▸ The input
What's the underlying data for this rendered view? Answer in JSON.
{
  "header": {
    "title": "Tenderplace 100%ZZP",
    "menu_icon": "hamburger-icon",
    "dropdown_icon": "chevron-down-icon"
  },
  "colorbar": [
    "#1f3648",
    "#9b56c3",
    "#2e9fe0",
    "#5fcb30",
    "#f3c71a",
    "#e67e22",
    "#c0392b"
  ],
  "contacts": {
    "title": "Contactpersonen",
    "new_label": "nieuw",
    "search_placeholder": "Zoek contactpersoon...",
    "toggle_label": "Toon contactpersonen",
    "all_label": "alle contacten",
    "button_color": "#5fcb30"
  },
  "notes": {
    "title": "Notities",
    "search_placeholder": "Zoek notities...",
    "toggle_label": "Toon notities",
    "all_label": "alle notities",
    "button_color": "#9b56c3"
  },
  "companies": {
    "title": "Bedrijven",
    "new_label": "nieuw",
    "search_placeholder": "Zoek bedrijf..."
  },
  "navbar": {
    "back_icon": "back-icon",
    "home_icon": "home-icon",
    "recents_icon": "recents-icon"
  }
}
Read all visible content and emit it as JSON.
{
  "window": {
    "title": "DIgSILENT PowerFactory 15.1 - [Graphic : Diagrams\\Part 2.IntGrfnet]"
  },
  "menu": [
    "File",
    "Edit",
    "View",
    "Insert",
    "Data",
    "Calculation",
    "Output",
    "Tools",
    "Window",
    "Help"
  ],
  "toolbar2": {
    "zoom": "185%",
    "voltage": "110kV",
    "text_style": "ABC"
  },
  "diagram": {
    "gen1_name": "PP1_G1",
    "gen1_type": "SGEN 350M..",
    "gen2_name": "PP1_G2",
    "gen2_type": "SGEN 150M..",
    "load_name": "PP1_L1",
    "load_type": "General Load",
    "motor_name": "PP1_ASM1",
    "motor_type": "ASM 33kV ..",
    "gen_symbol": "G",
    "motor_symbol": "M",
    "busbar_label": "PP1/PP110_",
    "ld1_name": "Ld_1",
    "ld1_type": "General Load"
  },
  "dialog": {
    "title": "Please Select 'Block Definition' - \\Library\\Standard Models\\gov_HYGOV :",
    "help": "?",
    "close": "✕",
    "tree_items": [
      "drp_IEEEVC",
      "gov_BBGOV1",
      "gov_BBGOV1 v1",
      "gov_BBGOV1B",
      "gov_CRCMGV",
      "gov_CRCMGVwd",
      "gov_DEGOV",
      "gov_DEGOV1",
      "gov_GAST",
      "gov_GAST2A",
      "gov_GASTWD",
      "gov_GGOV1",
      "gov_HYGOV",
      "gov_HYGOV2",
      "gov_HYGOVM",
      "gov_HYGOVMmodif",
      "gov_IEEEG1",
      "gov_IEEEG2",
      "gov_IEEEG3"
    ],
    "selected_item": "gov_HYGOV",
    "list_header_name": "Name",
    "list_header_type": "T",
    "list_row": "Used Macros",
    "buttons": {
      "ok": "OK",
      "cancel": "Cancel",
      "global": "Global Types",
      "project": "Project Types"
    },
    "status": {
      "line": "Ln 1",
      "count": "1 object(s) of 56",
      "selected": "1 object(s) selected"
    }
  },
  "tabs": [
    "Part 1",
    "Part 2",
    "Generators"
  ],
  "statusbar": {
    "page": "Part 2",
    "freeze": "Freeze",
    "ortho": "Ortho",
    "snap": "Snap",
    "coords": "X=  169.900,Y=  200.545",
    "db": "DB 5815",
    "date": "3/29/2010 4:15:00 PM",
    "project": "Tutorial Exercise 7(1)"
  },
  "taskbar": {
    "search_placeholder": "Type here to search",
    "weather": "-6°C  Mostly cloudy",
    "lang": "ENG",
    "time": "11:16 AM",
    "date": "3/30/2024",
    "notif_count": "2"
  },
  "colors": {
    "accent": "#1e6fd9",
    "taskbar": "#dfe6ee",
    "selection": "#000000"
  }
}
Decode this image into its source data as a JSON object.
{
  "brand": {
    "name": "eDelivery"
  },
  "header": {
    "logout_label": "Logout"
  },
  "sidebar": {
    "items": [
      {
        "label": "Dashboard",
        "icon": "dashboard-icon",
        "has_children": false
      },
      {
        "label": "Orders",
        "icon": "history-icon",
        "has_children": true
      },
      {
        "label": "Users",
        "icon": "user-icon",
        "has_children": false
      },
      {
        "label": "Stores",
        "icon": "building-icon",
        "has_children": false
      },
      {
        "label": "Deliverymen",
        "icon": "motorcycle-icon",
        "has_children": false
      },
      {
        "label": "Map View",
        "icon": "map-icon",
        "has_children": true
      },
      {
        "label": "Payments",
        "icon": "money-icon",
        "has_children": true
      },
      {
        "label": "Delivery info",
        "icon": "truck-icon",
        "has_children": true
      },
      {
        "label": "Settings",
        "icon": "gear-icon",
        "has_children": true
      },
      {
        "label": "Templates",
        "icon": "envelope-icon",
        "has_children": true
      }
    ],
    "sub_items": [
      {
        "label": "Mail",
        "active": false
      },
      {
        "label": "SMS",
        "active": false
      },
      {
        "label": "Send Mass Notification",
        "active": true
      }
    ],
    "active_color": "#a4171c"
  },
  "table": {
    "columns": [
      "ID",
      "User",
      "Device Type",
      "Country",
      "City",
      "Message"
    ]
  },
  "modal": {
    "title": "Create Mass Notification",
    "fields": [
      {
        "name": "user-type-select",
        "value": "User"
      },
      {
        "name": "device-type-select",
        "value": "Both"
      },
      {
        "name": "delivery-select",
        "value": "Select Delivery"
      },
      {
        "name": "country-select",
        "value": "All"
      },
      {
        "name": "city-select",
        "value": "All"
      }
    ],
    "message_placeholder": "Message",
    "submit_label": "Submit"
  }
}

▸ Work required
Extract the whole listing, character for character.

▸ Result
What's the underlying data for this rendered view? Answer in JSON.
{
  "header": {
    "title": "Tenderplace 100%ZZP",
    "menu_icon": "hamburger-icon",
    "dropdown_icon": "chevron-down-icon"
  },
  "colorbar": [
    "#1f3648",
    "#9b56c3",
    "#2e9fe0",
    "#5fcb30",
    "#f3c71a",
    "#e67e22",
    "#c0392b"
  ],
  "contacts": {
    "title": "Contactpersonen",
    "new_label": "nieuw",
    "search_placeholder": "Zoek contactpersoon...",
    "toggle_label": "Toon contactpersonen",
    "all_label": "alle contacten",
    "button_color": "#5fcb30"
  },
  "notes": {
    "title": "Notities",
    "search_placeholder": "Zoek notities...",
    "toggle_label": "Toon notities",
    "all_label": "alle notities",
    "button_color": "#9b56c3"
  },
  "companies": {
    "title": "Bedrijven",
    "new_label": "nieuw",
    "search_placeholder": "Zoek bedrijf..."
  },
  "navbar": {
    "back_icon": "back-icon",
    "home_icon": "home-icon",
    "recents_icon": "recents-icon"
  }
}
Read all visible content and emit it as JSON.
{
  "window": {
    "title": "DIgSILENT PowerFactory 15.1 - [Graphic : Diagrams\\Part 2.IntGrfnet]"
  },
  "menu": [
    "File",
    "Edit",
    "View",
    "Insert",
    "Data",
    "Calculation",
    "Output",
    "Tools",
    "Window",
    "Help"
  ],
  "toolbar2": {
    "zoom": "185%",
    "voltage": "110kV",
    "text_style": "ABC"
  },
  "diagram": {
    "gen1_name": "PP1_G1",
    "gen1_type": "SGEN 350M..",
    "gen2_name": "PP1_G2",
    "gen2_type": "SGEN 150M..",
    "load_name": "PP1_L1",
    "load_type": "General Load",
    "motor_name": "PP1_ASM1",
    "motor_type": "ASM 33kV ..",
    "gen_symbol": "G",
    "motor_symbol": "M",
    "busbar_label": "PP1/PP110_",
    "ld1_name": "Ld_1",
    "ld1_type": "General Load"
  },
  "dialog": {
    "title": "Please Select 'Block Definition' - \\Library\\Standard Models\\gov_HYGOV :",
    "help": "?",
    "close": "✕",
    "tree_items": [
      "drp_IEEEVC",
      "gov_BBGOV1",
      "gov_BBGOV1 v1",
      "gov_BBGOV1B",
      "gov_CRCMGV",
      "gov_CRCMGVwd",
      "gov_DEGOV",
      "gov_DEGOV1",
      "gov_GAST",
      "gov_GAST2A",
      "gov_GASTWD",
      "gov_GGOV1",
      "gov_HYGOV",
      "gov_HYGOV2",
      "gov_HYGOVM",
      "gov_HYGOVMmodif",
      "gov_IEEEG1",
      "gov_IEEEG2",
      "gov_IEEEG3"
    ],
    "selected_item": "gov_HYGOV",
    "list_header_name": "Name",
    "list_header_type": "T",
    "list_row": "Used Macros",
    "buttons": {
      "ok": "OK",
      "cancel": "Cancel",
      "global": "Global Types",
      "project": "Project Types"
    },
    "status": {
      "line": "Ln 1",
      "count": "1 object(s) of 56",
      "selected": "1 object(s) selected"
    }
  },
  "tabs": [
    "Part 1",
    "Part 2",
    "Generators"
  ],
  "statusbar": {
    "page": "Part 2",
    "freeze": "Freeze",
    "ortho": "Ortho",
    "snap": "Snap",
    "coords": "X=  169.900,Y=  200.545",
    "db": "DB 5815",
    "date": "3/29/2010 4:15:00 PM",
    "project": "Tutorial Exercise 7(1)"
  },
  "taskbar": {
    "search_placeholder": "Type here to search",
    "weather": "-6°C  Mostly cloudy",
    "lang": "ENG",
    "time": "11:16 AM",
    "date": "3/30/2024",
    "notif_count": "2"
  },
  "colors": {
    "accent": "#1e6fd9",
    "taskbar": "#dfe6ee",
    "selection": "#000000"
  }
}
Decode this image into its source data as a JSON object.
{
  "brand": {
    "name": "eDelivery"
  },
  "header": {
    "logout_label": "Logout"
  },
  "sidebar": {
    "items": [
      {
        "label": "Dashboard",
        "icon": "dashboard-icon",
        "has_children": false
      },
      {
        "label": "Orders",
        "icon": "history-icon",
        "has_children": true
      },
      {
        "label": "Users",
        "icon": "user-icon",
        "has_children": false
      },
      {
        "label": "Stores",
        "icon": "building-icon",
        "has_children": false
      },
      {
        "label": "Deliverymen",
        "icon": "motorcycle-icon",
        "has_children": false
      },
      {
        "label": "Map View",
        "icon": "map-icon",
        "has_children": true
      },
      {
        "label": "Payments",
        "icon": "money-icon",
        "has_children": true
      },
      {
        "label": "Delivery info",
        "icon": "truck-icon",
        "has_children": true
      },
      {
        "label": "Settings",
        "icon": "gear-icon",
        "has_children": true
      },
      {
        "label": "Templates",
        "icon": "envelope-icon",
        "has_children": true
      }
    ],
    "sub_items": [
      {
        "label": "Mail",
        "active": false
      },
      {
        "label": "SMS",
        "active": false
      },
      {
        "label": "Send Mass Notification",
        "active": true
      }
    ],
    "active_color": "#a4171c"
  },
  "table": {
    "columns": [
      "ID",
      "User",
      "Device Type",
      "Country",
      "City",
      "Message"
    ]
  },
  "modal": {
    "title": "Create Mass Notification",
    "fields": [
      {
        "name": "user-type-select",
        "value": "User"
      },
      {
        "name": "device-type-select",
        "value": "Both"
      },
      {
        "name": "delivery-select",
        "value": "Select Delivery"
      },
      {
        "name": "country-select",
        "value": "All"
      },
      {
        "name": "city-select",
        "value": "All"
      }
    ],
    "message_placeholder": "Message",
    "submit_label": "Submit"
  }
}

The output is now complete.